#### [WHAT YOU ARE ASKED TO DO]
Write the entries below out again exactly; any picture in them stays out.

#### [INPUT MATERIAL]
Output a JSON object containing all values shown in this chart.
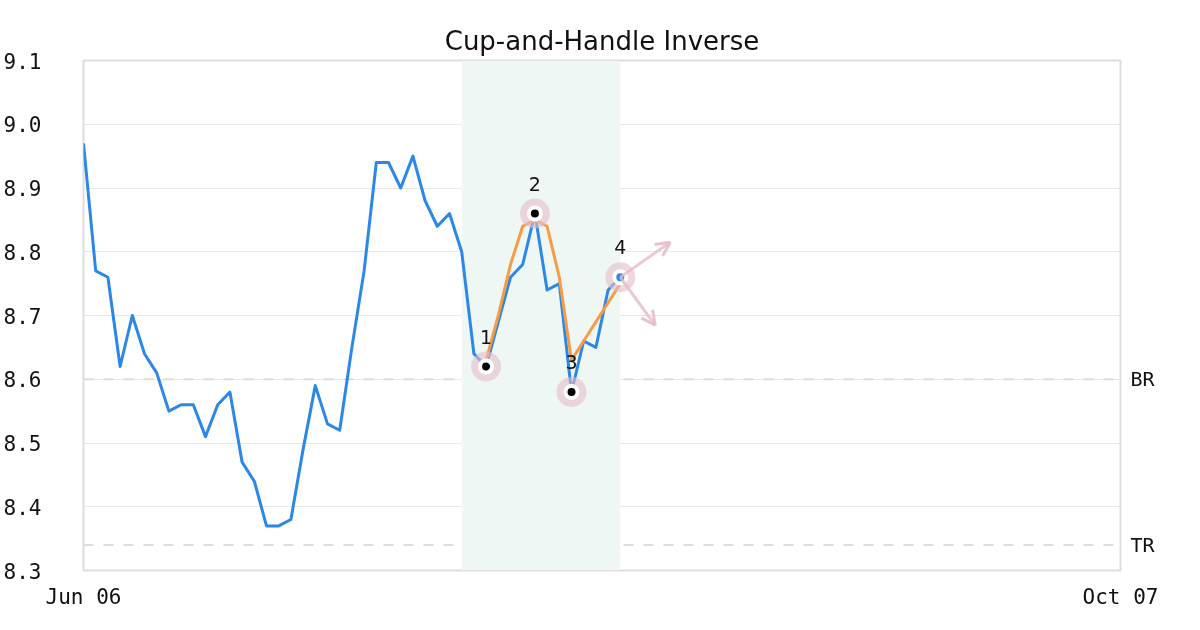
{
  "chart_data": {
    "type": "line",
    "title": "Cup-and-Handle Inverse",
    "categories": [
      "Jun 06",
      null,
      null,
      null,
      null,
      null,
      null,
      null,
      null,
      null,
      null,
      null,
      null,
      null,
      null,
      null,
      null,
      null,
      null,
      null,
      null,
      null,
      null,
      null,
      null,
      null,
      null,
      null,
      null,
      null,
      null,
      null,
      null,
      null,
      null,
      null,
      null,
      null,
      null,
      null,
      null,
      null,
      null,
      null,
      null,
      null,
      null,
      null,
      null,
      null,
      null,
      null,
      null,
      null,
      null,
      null,
      null,
      null,
      null,
      null,
      null,
      null,
      null,
      null,
      null,
      null,
      null,
      null,
      null,
      null,
      null,
      null,
      null,
      null,
      null,
      null,
      null,
      null,
      null,
      null,
      null,
      null,
      null,
      null,
      null,
      "Oct 07"
    ],
    "ylim": [
      8.3,
      9.1
    ],
    "yticks": [
      8.3,
      8.4,
      8.5,
      8.6,
      8.7,
      8.8,
      8.9,
      {
        "value": 9.0,
        "label": "9.0"
      },
      9.1
    ],
    "grid": "y",
    "series": [
      {
        "color": "#2b87e8",
        "values": [
          8.97,
          8.77,
          8.76,
          8.62,
          8.7,
          8.64,
          8.61,
          8.55,
          8.56,
          8.56,
          8.51,
          8.56,
          8.58,
          8.47,
          8.44,
          8.37,
          8.37,
          8.38,
          8.49,
          8.59,
          8.53,
          8.52,
          8.65,
          8.77,
          8.94,
          8.94,
          8.9,
          8.95,
          8.88,
          8.84,
          8.86,
          8.8,
          8.64,
          8.62,
          8.69,
          8.76,
          8.78,
          8.86,
          8.74,
          8.75,
          8.58,
          8.66,
          8.65,
          8.74,
          8.76,
          null,
          null,
          null,
          null,
          null,
          null,
          null,
          null,
          null,
          null,
          null,
          null,
          null,
          null,
          null,
          null,
          null,
          null,
          null,
          null,
          null,
          null,
          null,
          null,
          null,
          null,
          null,
          null,
          null,
          null,
          null,
          null,
          null,
          null,
          null,
          null,
          null,
          null,
          null,
          null,
          null
        ]
      },
      {
        "color": "#f89b45",
        "values": [
          null,
          null,
          null,
          null,
          null,
          null,
          null,
          null,
          null,
          null,
          null,
          null,
          null,
          null,
          null,
          null,
          null,
          null,
          null,
          null,
          null,
          null,
          null,
          null,
          null,
          null,
          null,
          null,
          null,
          null,
          null,
          null,
          null,
          8.63,
          8.7,
          8.78,
          8.84,
          8.85,
          8.84,
          8.76,
          8.63,
          8.66,
          8.69,
          8.72,
          8.75,
          null,
          null,
          null,
          null,
          null,
          null,
          null,
          null,
          null,
          null,
          null,
          null,
          null,
          null,
          null,
          null,
          null,
          null,
          null,
          null,
          null,
          null,
          null,
          null,
          null,
          null,
          null,
          null,
          null,
          null,
          null,
          null,
          null,
          null,
          null,
          null,
          null,
          null,
          null,
          null,
          null
        ]
      },
      {
        "type": "scatter",
        "marker": "circle",
        "values": [
          null,
          null,
          null,
          null,
          null,
          null,
          null,
          null,
          null,
          null,
          null,
          null,
          null,
          null,
          null,
          null,
          null,
          null,
          null,
          null,
          null,
          null,
          null,
          null,
          null,
          null,
          null,
          null,
          null,
          null,
          null,
          null,
          null,
          8.62,
          null,
          null,
          null,
          8.86,
          null,
          null,
          8.58,
          null,
          null,
          null,
          8.76,
          null,
          null,
          null,
          null,
          null,
          null,
          null,
          null,
          null,
          null,
          null,
          null,
          null,
          null,
          null,
          null,
          null,
          null,
          null,
          null,
          null,
          null,
          null,
          null,
          null,
          null,
          null,
          null,
          null,
          null,
          null,
          null,
          null,
          null,
          null,
          null,
          null,
          null,
          null,
          null,
          null
        ],
        "colors": [
          null,
          null,
          null,
          null,
          null,
          null,
          null,
          null,
          null,
          null,
          null,
          null,
          null,
          null,
          null,
          null,
          null,
          null,
          null,
          null,
          null,
          null,
          null,
          null,
          null,
          null,
          null,
          null,
          null,
          null,
          null,
          null,
          null,
          "#000000",
          null,
          null,
          null,
          "#000000",
          null,
          null,
          "#000000",
          null,
          null,
          null,
          "#2b87e8",
          null,
          null,
          null,
          null,
          null,
          null,
          null,
          null,
          null,
          null,
          null,
          null,
          null,
          null,
          null,
          null,
          null,
          null,
          null,
          null,
          null,
          null,
          null,
          null,
          null,
          null,
          null,
          null,
          null,
          null,
          null,
          null,
          null,
          null,
          null,
          null,
          null,
          null,
          null,
          null,
          null
        ]
      }
    ],
    "annotations": [
      {
        "text": "1",
        "y": 8.62
      },
      {
        "text": "2",
        "y": 8.86
      },
      {
        "text": "3",
        "y": 8.58
      },
      {
        "text": "4",
        "y": 8.76
      }
    ],
    "ref_lines": [
      {
        "axis": "y",
        "value": 8.6,
        "label": "BR",
        "color": "#dddddd",
        "line_style": "dashed"
      },
      {
        "axis": "y",
        "value": 8.34,
        "label": "TR",
        "color": "#dddddd",
        "line_style": "dashed"
      }
    ]
  }
}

#### [TASK ANSWER]
Output a JSON object containing all values shown in this chart.
{
  "chart_data": {
    "type": "line",
    "title": "Cup-and-Handle Inverse",
    "categories": [
      "Jun 06",
      null,
      null,
      null,
      null,
      null,
      null,
      null,
      null,
      null,
      null,
      null,
      null,
      null,
      null,
      null,
      null,
      null,
      null,
      null,
      null,
      null,
      null,
      null,
      null,
      null,
      null,
      null,
      null,
      null,
      null,
      null,
      null,
      null,
      null,
      null,
      null,
      null,
      null,
      null,
      null,
      null,
      null,
      null,
      null,
      null,
      null,
      null,
      null,
      null,
      null,
      null,
      null,
      null,
      null,
      null,
      null,
      null,
      null,
      null,
      null,
      null,
      null,
      null,
      null,
      null,
      null,
      null,
      null,
      null,
      null,
      null,
      null,
      null,
      null,
      null,
      null,
      null,
      null,
      null,
      null,
      null,
      null,
      null,
      null,
      "Oct 07"
    ],
    "ylim": [
      8.3,
      9.1
    ],
    "yticks": [
      8.3,
      8.4,
      8.5,
      8.6,
      8.7,
      8.8,
      8.9,
      {
        "value": 9.0,
        "label": "9.0"
      },
      9.1
    ],
    "grid": "y",
    "series": [
      {
        "color": "#2b87e8",
        "values": [
          8.97,
          8.77,
          8.76,
          8.62,
          8.7,
          8.64,
          8.61,
          8.55,
          8.56,
          8.56,
          8.51,
          8.56,
          8.58,
          8.47,
          8.44,
          8.37,
          8.37,
          8.38,
          8.49,
          8.59,
          8.53,
          8.52,
          8.65,
          8.77,
          8.94,
          8.94,
          8.9,
          8.95,
          8.88,
          8.84,
          8.86,
          8.8,
          8.64,
          8.62,
          8.69,
          8.76,
          8.78,
          8.86,
          8.74,
          8.75,
          8.58,
          8.66,
          8.65,
          8.74,
          8.76,
          null,
          null,
          null,
          null,
          null,
          null,
          null,
          null,
          null,
          null,
          null,
          null,
          null,
          null,
          null,
          null,
          null,
          null,
          null,
          null,
          null,
          null,
          null,
          null,
          null,
          null,
          null,
          null,
          null,
          null,
          null,
          null,
          null,
          null,
          null,
          null,
          null,
          null,
          null,
          null,
          null
        ]
      },
      {
        "color": "#f89b45",
        "values": [
          null,
          null,
          null,
          null,
          null,
          null,
          null,
          null,
          null,
          null,
          null,
          null,
          null,
          null,
          null,
          null,
          null,
          null,
          null,
          null,
          null,
          null,
          null,
          null,
          null,
          null,
          null,
          null,
          null,
          null,
          null,
          null,
          null,
          8.63,
          8.7,
          8.78,
          8.84,
          8.85,
          8.84,
          8.76,
          8.63,
          8.66,
          8.69,
          8.72,
          8.75,
          null,
          null,
          null,
          null,
          null,
          null,
          null,
          null,
          null,
          null,
          null,
          null,
          null,
          null,
          null,
          null,
          null,
          null,
          null,
          null,
          null,
          null,
          null,
          null,
          null,
          null,
          null,
          null,
          null,
          null,
          null,
          null,
          null,
          null,
          null,
          null,
          null,
          null,
          null,
          null,
          null
        ]
      },
      {
        "type": "scatter",
        "marker": "circle",
        "values": [
          null,
          null,
          null,
          null,
          null,
          null,
          null,
          null,
          null,
          null,
          null,
          null,
          null,
          null,
          null,
          null,
          null,
          null,
          null,
          null,
          null,
          null,
          null,
          null,
          null,
          null,
          null,
          null,
          null,
          null,
          null,
          null,
          null,
          8.62,
          null,
          null,
          null,
          8.86,
          null,
          null,
          8.58,
          null,
          null,
          null,
          8.76,
          null,
          null,
          null,
          null,
          null,
          null,
          null,
          null,
          null,
          null,
          null,
          null,
          null,
          null,
          null,
          null,
          null,
          null,
          null,
          null,
          null,
          null,
          null,
          null,
          null,
          null,
          null,
          null,
          null,
          null,
          null,
          null,
          null,
          null,
          null,
          null,
          null,
          null,
          null,
          null,
          null
        ],
        "colors": [
          null,
          null,
          null,
          null,
          null,
          null,
          null,
          null,
          null,
          null,
          null,
          null,
          null,
          null,
          null,
          null,
          null,
          null,
          null,
          null,
          null,
          null,
          null,
          null,
          null,
          null,
          null,
          null,
          null,
          null,
          null,
          null,
          null,
          "#000000",
          null,
          null,
          null,
          "#000000",
          null,
          null,
          "#000000",
          null,
          null,
          null,
          "#2b87e8",
          null,
          null,
          null,
          null,
          null,
          null,
          null,
          null,
          null,
          null,
          null,
          null,
          null,
          null,
          null,
          null,
          null,
          null,
          null,
          null,
          null,
          null,
          null,
          null,
          null,
          null,
          null,
          null,
          null,
          null,
          null,
          null,
          null,
          null,
          null,
          null,
          null,
          null,
          null,
          null,
          null
        ]
      }
    ],
    "annotations": [
      {
        "text": "1",
        "y": 8.62
      },
      {
        "text": "2",
        "y": 8.86
      },
      {
        "text": "3",
        "y": 8.58
      },
      {
        "text": "4",
        "y": 8.76
      }
    ],
    "ref_lines": [
      {
        "axis": "y",
        "value": 8.6,
        "label": "BR",
        "color": "#dddddd",
        "line_style": "dashed"
      },
      {
        "axis": "y",
        "value": 8.34,
        "label": "TR",
        "color": "#dddddd",
        "line_style": "dashed"
      }
    ]
  }
}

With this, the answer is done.